__THE REQUEST__
Find the lines with the string "据此完成" and return them.

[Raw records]
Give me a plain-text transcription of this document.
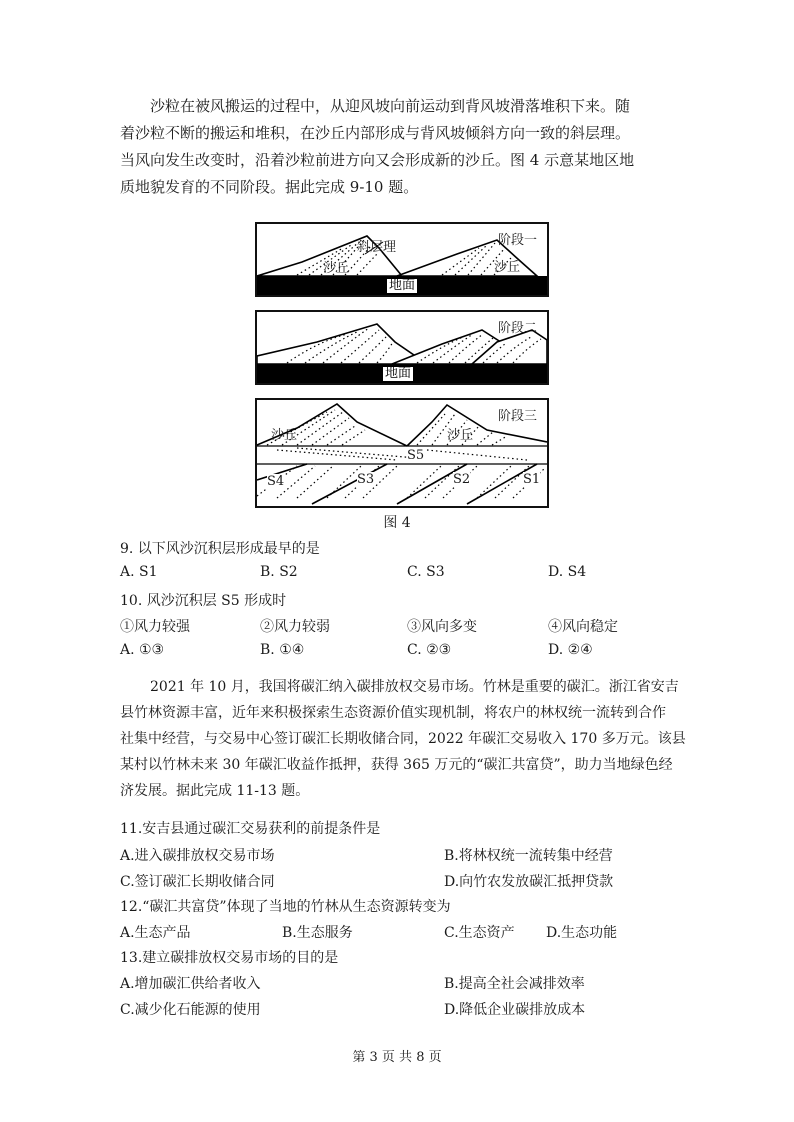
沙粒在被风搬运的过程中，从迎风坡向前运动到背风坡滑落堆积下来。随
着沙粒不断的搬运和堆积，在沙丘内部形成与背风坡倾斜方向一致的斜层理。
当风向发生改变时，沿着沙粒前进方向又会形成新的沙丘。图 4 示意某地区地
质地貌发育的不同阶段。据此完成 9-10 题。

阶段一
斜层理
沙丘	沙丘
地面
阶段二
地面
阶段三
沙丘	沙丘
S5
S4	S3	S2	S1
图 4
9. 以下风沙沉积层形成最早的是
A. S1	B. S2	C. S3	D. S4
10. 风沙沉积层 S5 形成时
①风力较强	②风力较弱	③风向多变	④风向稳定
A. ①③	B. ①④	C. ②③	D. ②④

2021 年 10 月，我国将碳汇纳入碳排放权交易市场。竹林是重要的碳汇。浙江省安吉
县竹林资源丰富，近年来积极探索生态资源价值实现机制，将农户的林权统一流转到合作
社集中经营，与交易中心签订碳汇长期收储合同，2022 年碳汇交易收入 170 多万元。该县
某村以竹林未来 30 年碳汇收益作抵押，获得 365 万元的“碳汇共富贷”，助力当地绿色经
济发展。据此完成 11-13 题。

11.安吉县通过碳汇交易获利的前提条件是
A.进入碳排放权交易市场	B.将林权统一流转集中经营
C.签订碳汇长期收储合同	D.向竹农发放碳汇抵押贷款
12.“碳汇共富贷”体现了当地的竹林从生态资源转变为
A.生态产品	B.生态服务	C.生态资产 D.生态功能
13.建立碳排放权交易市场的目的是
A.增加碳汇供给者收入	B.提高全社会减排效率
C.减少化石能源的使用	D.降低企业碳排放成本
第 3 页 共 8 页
--
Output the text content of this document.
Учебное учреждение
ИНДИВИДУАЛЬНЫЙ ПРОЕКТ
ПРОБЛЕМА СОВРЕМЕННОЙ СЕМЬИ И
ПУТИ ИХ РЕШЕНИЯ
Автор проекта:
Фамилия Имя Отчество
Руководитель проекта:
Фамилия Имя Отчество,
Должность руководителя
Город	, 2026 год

__WORKED ANSWER__
质地貌发育的不同阶段。据此完成 9-10 题。
济发展。据此完成 11-13 题。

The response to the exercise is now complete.